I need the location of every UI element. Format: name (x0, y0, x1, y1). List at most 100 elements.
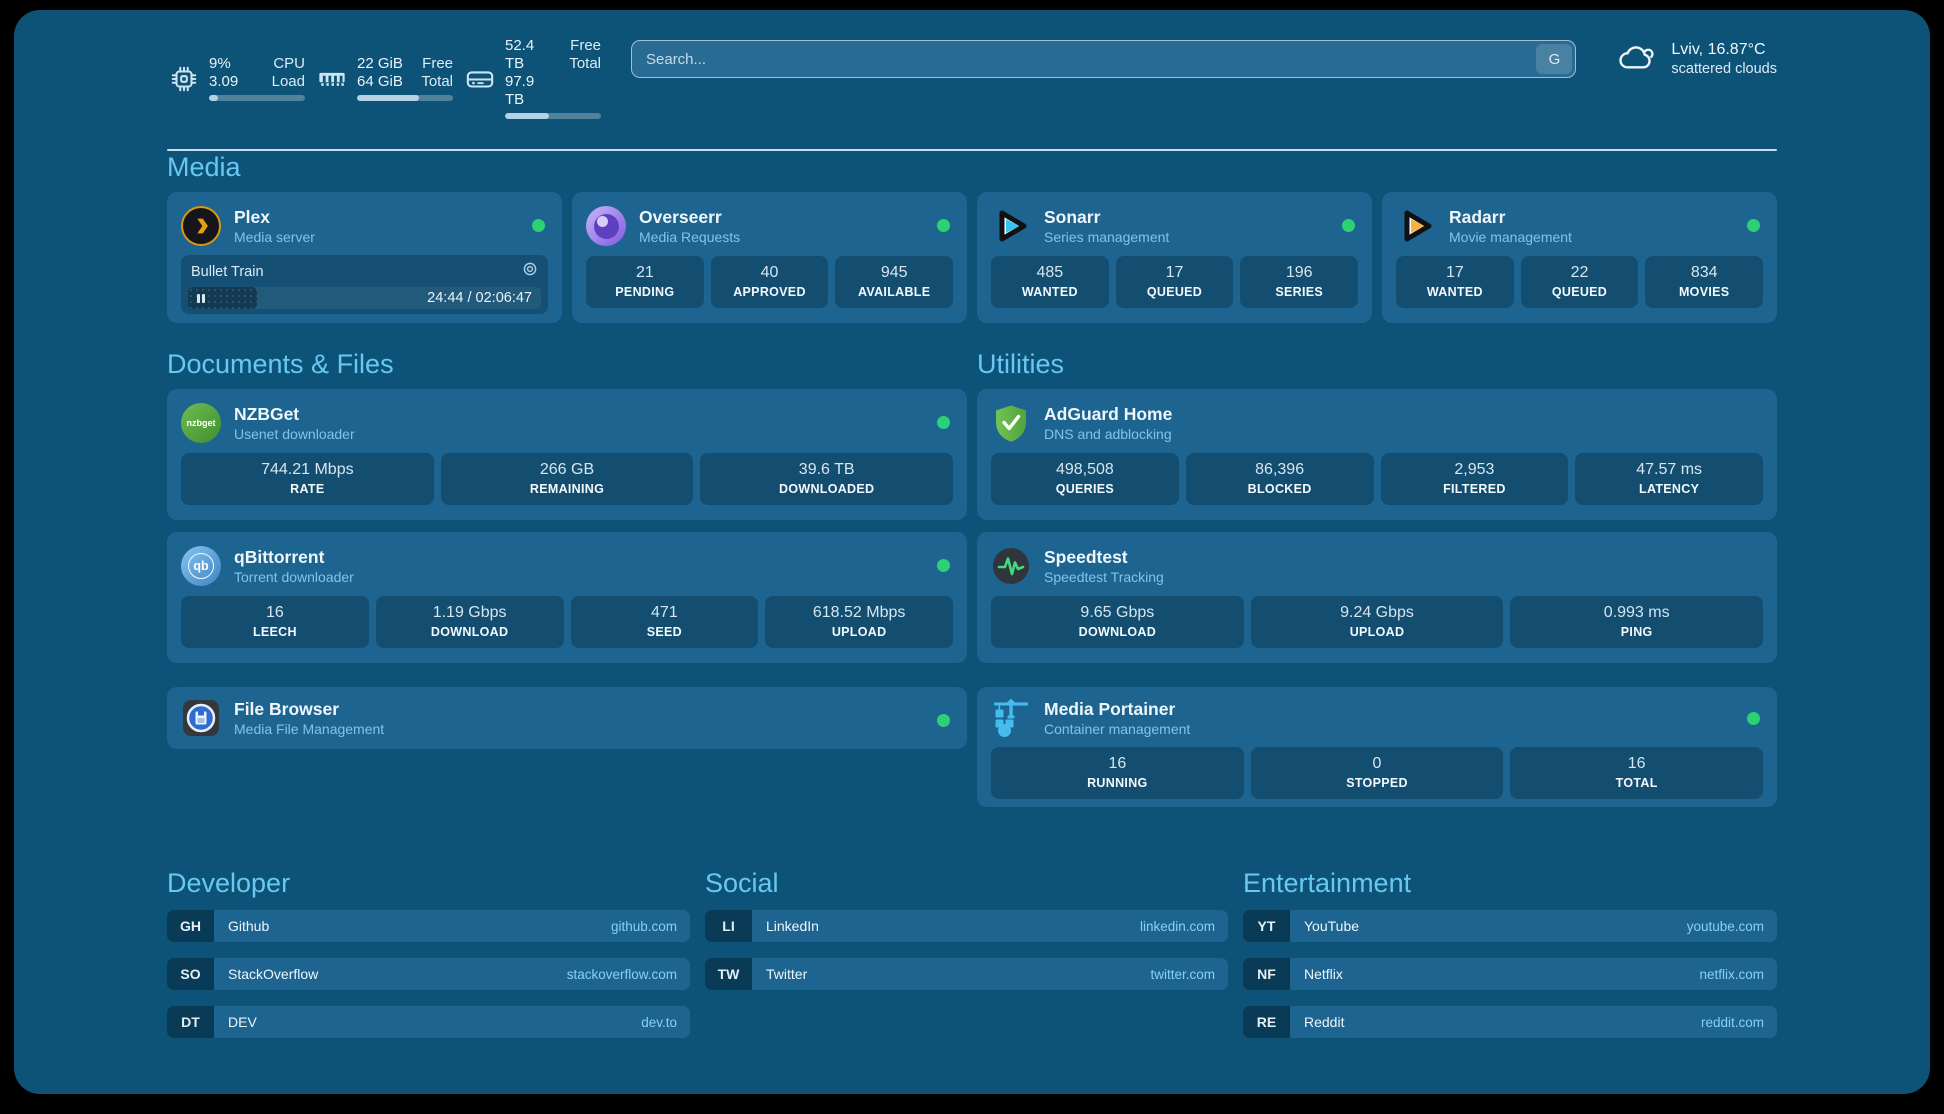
dashboard-panel: 9% 3.09 CPU Load (14, 10, 1930, 1094)
service-subtitle: Media Requests (639, 228, 740, 246)
weather-location-temp: Lviv, 16.87°C (1671, 40, 1777, 60)
stat-approved: 40 APPROVED (711, 256, 829, 308)
bookmark-github[interactable]: GH Github github.com (167, 910, 690, 942)
service-title: Plex (234, 207, 315, 228)
status-dot (937, 219, 950, 232)
bookmark-domain: twitter.com (1150, 967, 1215, 982)
speedtest-pulse-icon (991, 546, 1031, 586)
pause-icon[interactable] (197, 294, 205, 303)
service-title: Overseerr (639, 207, 740, 228)
memory-total: 64 GiB (357, 73, 403, 91)
status-dot (1747, 712, 1760, 725)
service-card-overseerr[interactable]: Overseerr Media Requests 21 PENDING 40 A… (572, 192, 967, 323)
status-dot (937, 416, 950, 429)
service-title: AdGuard Home (1044, 404, 1172, 425)
bookmark-abbr: RE (1243, 1006, 1290, 1038)
bookmark-domain: netflix.com (1699, 967, 1764, 982)
stat-stopped: 0 STOPPED (1251, 747, 1504, 799)
stat-queries: 498,508 QUERIES (991, 453, 1179, 505)
memory-ram-icon (315, 64, 349, 94)
stat-rate: 744.21 Mbps RATE (181, 453, 434, 505)
service-subtitle: Media server (234, 228, 315, 246)
bookmark-domain: dev.to (641, 1015, 677, 1030)
stat-series: 196 SERIES (1240, 256, 1358, 308)
service-subtitle: Speedtest Tracking (1044, 568, 1164, 586)
service-card-portainer[interactable]: Media Portainer Container management 16 … (977, 687, 1777, 807)
bookmark-linkedin[interactable]: LI LinkedIn linkedin.com (705, 910, 1228, 942)
service-card-plex[interactable]: Plex Media server Bullet Train (167, 192, 562, 323)
playback-time: 24:44 / 02:06:47 (427, 287, 532, 309)
cpu-stat: 9% 3.09 CPU Load (167, 37, 305, 119)
playback-progress-bar[interactable]: 24:44 / 02:06:47 (188, 287, 541, 309)
bookmark-name: StackOverflow (228, 966, 318, 982)
stat-ping: 0.993 ms PING (1510, 596, 1763, 648)
section-header-utilities: Utilities (977, 348, 1777, 381)
sonarr-icon (991, 206, 1031, 246)
stat-movies: 834 MOVIES (1645, 256, 1763, 308)
bookmark-abbr: YT (1243, 910, 1290, 942)
bookmark-youtube[interactable]: YT YouTube youtube.com (1243, 910, 1777, 942)
bookmark-netflix[interactable]: NF Netflix netflix.com (1243, 958, 1777, 990)
radarr-icon (1396, 206, 1436, 246)
overseerr-icon (586, 206, 626, 246)
bookmark-abbr: LI (705, 910, 752, 942)
cpu-usage: 9% (209, 55, 238, 73)
section-header-social: Social (705, 867, 1228, 900)
stat-upload: 618.52 Mbps UPLOAD (765, 596, 953, 648)
search-input[interactable] (631, 40, 1576, 78)
service-card-sonarr[interactable]: Sonarr Series management 485 WANTED 17 Q… (977, 192, 1372, 323)
bookmark-stackoverflow[interactable]: SO StackOverflow stackoverflow.com (167, 958, 690, 990)
disk-label-2: Total (569, 55, 601, 73)
stat-queued: 17 QUEUED (1116, 256, 1234, 308)
service-subtitle: DNS and adblocking (1044, 425, 1172, 443)
bookmark-abbr: GH (167, 910, 214, 942)
bookmark-name: Reddit (1304, 1014, 1344, 1030)
bookmark-domain: stackoverflow.com (567, 967, 677, 982)
stat-wanted: 485 WANTED (991, 256, 1109, 308)
service-title: Media Portainer (1044, 699, 1190, 720)
stat-filtered: 2,953 FILTERED (1381, 453, 1569, 505)
service-card-radarr[interactable]: Radarr Movie management 17 WANTED 22 QUE… (1382, 192, 1777, 323)
stat-pending: 21 PENDING (586, 256, 704, 308)
bookmark-dev[interactable]: DT DEV dev.to (167, 1006, 690, 1038)
bookmarks-entertainment: Entertainment YT YouTube youtube.com NF … (1243, 867, 1777, 1054)
stat-available: 945 AVAILABLE (835, 256, 953, 308)
service-title: NZBGet (234, 404, 355, 425)
cpu-progress-bar (209, 95, 305, 101)
bookmark-twitter[interactable]: TW Twitter twitter.com (705, 958, 1228, 990)
bookmarks-developer: Developer GH Github github.com SO StackO… (167, 867, 690, 1054)
service-subtitle: Usenet downloader (234, 425, 355, 443)
stat-wanted: 17 WANTED (1396, 256, 1514, 308)
session-settings-icon[interactable] (522, 261, 538, 282)
service-card-adguard[interactable]: AdGuard Home DNS and adblocking 498,508 … (977, 389, 1777, 520)
weather-condition: scattered clouds (1671, 60, 1777, 78)
nzbget-icon: nzbget (181, 403, 221, 443)
plex-icon (181, 206, 221, 246)
stat-downloaded: 39.6 TB DOWNLOADED (700, 453, 953, 505)
stat-running: 16 RUNNING (991, 747, 1244, 799)
bookmark-abbr: DT (167, 1006, 214, 1038)
service-title: File Browser (234, 699, 384, 720)
cloud-icon (1616, 38, 1658, 79)
bookmark-name: DEV (228, 1014, 257, 1030)
search-provider-button[interactable]: G (1536, 44, 1572, 74)
disk-stat: 52.4 TB 97.9 TB Free Total (463, 37, 601, 119)
service-card-nzbget[interactable]: nzbget NZBGet Usenet downloader 744.21 M… (167, 389, 967, 520)
service-card-speedtest[interactable]: Speedtest Speedtest Tracking 9.65 Gbps D… (977, 532, 1777, 663)
bookmark-name: Netflix (1304, 966, 1343, 982)
filebrowser-icon (181, 698, 221, 738)
section-header-entertainment: Entertainment (1243, 867, 1777, 900)
plex-now-playing: Bullet Train 24:44 / 02:06:47 (181, 255, 548, 314)
qbittorrent-icon: qb (181, 546, 221, 586)
bookmark-domain: github.com (611, 919, 677, 934)
service-card-filebrowser[interactable]: File Browser Media File Management (167, 687, 967, 749)
bookmark-name: Twitter (766, 966, 807, 982)
service-card-qbittorrent[interactable]: qb qBittorrent Torrent downloader 16 LEE… (167, 532, 967, 663)
stat-queued: 22 QUEUED (1521, 256, 1639, 308)
stat-seed: 471 SEED (571, 596, 759, 648)
stat-latency: 47.57 ms LATENCY (1575, 453, 1763, 505)
stat-leech: 16 LEECH (181, 596, 369, 648)
service-title: Sonarr (1044, 207, 1169, 228)
stat-blocked: 86,396 BLOCKED (1186, 453, 1374, 505)
bookmark-reddit[interactable]: RE Reddit reddit.com (1243, 1006, 1777, 1038)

********

*Set exercise:* Gather every line of the items above that contains the string "memory". Treat uppercase and lowercase letters as different.

*Task result:*
memory-total: 64 GiB (357, 73, 403, 91)
memory-ram-icon (315, 64, 349, 94)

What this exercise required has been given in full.